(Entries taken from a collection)
%%

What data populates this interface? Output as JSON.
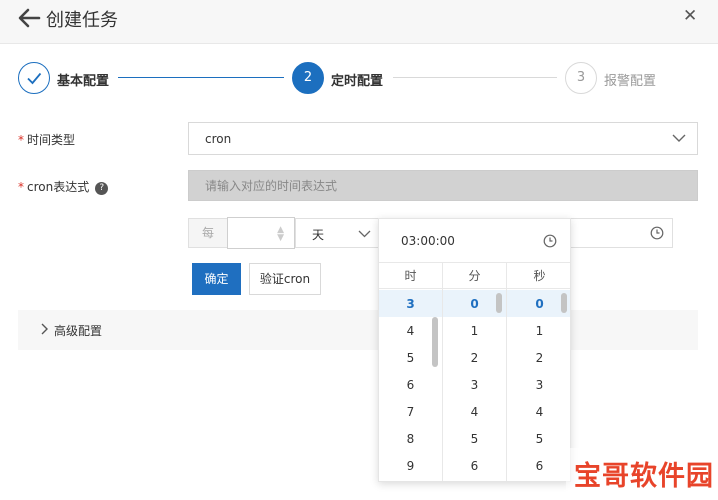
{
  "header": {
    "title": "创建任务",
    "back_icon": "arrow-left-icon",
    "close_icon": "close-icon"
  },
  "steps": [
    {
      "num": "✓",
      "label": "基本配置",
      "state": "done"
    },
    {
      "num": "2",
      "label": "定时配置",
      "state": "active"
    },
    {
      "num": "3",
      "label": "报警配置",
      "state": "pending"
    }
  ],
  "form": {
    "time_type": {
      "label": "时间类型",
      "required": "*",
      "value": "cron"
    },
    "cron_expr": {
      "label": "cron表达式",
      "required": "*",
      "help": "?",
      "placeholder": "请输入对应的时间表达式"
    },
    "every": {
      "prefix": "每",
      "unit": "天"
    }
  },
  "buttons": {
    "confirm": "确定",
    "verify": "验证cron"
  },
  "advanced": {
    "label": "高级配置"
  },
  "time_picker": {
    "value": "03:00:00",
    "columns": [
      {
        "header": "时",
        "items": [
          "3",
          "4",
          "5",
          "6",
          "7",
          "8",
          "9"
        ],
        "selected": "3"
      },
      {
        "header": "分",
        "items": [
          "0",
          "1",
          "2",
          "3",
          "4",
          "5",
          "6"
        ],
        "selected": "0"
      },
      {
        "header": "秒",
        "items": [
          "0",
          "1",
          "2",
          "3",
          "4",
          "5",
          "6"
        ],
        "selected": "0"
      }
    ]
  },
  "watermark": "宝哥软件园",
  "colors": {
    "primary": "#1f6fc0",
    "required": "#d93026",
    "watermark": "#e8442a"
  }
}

%%

### Directions for this task
Gather each line in the data that holds the string "label".

### Output of the task
      "label": "基本配置",
      "label": "定时配置",
      "label": "报警配置",
      "label": "时间类型",
      "label": "cron表达式",
    "label": "高级配置"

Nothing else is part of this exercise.